Excerpts from a figure dataset:
=======
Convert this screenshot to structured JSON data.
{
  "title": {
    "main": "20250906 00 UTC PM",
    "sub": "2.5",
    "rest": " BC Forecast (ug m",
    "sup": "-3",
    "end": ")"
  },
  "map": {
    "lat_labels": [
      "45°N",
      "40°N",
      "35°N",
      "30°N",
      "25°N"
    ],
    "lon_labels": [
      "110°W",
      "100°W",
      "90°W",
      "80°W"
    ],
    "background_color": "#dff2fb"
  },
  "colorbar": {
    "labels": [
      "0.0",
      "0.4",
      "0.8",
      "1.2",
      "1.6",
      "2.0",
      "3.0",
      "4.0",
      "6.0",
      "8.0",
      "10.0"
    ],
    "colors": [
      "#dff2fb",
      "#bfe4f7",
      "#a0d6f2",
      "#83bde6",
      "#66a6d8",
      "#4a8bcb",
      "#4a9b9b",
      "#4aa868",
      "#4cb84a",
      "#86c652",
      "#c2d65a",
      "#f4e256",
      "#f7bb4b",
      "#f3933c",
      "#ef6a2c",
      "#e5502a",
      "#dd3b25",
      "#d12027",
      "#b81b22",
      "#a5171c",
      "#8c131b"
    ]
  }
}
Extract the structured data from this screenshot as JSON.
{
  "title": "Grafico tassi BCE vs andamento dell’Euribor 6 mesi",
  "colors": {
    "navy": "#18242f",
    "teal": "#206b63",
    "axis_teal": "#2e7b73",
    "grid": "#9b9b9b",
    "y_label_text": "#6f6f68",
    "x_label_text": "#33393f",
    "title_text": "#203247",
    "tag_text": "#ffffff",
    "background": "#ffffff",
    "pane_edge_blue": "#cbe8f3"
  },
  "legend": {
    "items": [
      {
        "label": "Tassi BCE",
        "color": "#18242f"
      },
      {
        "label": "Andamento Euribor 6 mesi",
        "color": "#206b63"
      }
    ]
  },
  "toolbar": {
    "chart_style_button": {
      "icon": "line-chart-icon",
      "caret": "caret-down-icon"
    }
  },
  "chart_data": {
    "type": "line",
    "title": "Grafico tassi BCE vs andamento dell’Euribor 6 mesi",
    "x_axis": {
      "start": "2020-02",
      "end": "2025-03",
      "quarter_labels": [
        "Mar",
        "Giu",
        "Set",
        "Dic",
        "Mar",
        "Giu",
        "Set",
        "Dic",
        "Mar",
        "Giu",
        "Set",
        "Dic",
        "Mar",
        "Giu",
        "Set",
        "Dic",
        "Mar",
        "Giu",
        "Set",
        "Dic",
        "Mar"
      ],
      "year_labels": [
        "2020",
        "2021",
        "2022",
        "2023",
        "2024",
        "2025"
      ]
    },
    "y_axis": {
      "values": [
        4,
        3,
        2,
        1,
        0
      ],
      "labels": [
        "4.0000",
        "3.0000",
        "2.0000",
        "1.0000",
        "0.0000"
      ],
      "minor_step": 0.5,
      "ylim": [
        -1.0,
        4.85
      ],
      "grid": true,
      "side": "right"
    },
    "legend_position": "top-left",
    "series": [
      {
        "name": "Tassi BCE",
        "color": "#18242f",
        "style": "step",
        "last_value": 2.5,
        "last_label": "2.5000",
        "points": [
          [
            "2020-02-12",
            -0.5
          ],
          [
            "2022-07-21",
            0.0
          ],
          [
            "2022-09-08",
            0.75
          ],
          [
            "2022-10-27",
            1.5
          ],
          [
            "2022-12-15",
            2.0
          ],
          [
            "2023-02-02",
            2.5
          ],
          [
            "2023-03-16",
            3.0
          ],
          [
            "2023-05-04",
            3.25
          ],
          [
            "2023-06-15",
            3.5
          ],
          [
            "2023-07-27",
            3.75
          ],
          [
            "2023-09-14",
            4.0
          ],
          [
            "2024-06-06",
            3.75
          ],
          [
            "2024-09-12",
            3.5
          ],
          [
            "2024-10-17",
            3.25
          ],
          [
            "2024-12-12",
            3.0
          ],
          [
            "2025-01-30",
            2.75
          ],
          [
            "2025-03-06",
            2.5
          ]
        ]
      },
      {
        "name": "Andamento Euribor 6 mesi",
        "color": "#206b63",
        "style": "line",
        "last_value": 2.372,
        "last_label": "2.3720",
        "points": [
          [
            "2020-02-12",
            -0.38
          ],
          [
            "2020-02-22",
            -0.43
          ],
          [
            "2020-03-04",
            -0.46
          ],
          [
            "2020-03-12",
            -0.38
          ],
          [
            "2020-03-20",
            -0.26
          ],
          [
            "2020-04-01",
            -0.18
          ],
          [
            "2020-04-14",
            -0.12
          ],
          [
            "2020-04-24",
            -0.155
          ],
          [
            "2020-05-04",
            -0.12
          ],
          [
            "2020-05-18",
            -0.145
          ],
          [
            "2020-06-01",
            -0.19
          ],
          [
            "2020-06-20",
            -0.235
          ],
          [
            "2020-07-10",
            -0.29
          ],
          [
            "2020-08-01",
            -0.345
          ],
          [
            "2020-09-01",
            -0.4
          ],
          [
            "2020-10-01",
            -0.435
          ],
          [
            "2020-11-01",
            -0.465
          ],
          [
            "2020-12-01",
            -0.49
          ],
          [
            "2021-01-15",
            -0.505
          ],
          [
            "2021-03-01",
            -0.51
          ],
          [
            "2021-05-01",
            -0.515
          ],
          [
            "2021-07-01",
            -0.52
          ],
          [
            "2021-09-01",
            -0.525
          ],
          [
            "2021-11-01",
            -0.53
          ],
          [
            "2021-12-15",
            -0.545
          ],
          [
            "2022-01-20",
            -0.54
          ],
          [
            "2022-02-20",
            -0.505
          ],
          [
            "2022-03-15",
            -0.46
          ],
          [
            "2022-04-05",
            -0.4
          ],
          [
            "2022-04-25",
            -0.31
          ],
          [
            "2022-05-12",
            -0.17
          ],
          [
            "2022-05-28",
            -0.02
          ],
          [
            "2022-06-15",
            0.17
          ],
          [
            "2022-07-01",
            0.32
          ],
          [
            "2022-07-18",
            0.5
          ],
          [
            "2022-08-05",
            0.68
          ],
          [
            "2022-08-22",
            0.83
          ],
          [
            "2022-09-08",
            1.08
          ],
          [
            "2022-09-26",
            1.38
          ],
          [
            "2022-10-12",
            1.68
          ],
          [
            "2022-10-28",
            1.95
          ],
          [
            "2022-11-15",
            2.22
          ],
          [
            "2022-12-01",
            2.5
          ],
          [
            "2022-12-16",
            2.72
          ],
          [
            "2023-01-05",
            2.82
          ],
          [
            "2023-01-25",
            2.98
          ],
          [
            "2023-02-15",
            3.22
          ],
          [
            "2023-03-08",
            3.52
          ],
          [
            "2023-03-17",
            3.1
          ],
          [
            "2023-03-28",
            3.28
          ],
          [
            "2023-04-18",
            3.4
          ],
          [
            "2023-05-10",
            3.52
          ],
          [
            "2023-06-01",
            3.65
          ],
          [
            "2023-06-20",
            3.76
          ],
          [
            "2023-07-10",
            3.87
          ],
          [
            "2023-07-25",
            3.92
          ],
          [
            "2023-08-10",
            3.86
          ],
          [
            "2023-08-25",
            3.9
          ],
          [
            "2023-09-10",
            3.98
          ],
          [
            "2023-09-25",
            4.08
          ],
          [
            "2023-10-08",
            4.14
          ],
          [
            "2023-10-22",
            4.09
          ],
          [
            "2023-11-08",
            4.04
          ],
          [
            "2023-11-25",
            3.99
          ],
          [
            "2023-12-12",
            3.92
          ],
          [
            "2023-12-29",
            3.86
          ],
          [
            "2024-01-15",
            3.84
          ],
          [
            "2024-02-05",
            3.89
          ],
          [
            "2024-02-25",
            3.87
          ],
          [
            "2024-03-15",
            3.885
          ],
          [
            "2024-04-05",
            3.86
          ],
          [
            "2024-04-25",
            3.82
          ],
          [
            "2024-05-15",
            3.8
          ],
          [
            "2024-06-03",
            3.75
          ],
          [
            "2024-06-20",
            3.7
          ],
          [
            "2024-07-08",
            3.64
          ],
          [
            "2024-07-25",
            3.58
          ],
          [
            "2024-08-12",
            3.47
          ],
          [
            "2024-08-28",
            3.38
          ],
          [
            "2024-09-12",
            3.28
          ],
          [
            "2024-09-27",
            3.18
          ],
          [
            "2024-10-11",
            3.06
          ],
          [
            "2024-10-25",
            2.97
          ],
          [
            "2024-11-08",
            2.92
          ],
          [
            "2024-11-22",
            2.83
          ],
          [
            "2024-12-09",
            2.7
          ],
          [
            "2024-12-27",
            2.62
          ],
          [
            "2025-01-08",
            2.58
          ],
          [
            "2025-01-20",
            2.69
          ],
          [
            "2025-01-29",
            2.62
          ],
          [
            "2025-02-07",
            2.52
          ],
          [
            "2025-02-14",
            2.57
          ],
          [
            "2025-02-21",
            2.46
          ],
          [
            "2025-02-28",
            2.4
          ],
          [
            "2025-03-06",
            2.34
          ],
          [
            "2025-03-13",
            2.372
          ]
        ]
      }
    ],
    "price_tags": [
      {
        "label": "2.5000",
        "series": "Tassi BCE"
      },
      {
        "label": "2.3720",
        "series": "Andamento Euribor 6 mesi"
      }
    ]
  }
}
=======
*Work to complete*: Find the count of lines in the data above where the string "icon" occurs. Provide that number alone.

*Result*: 2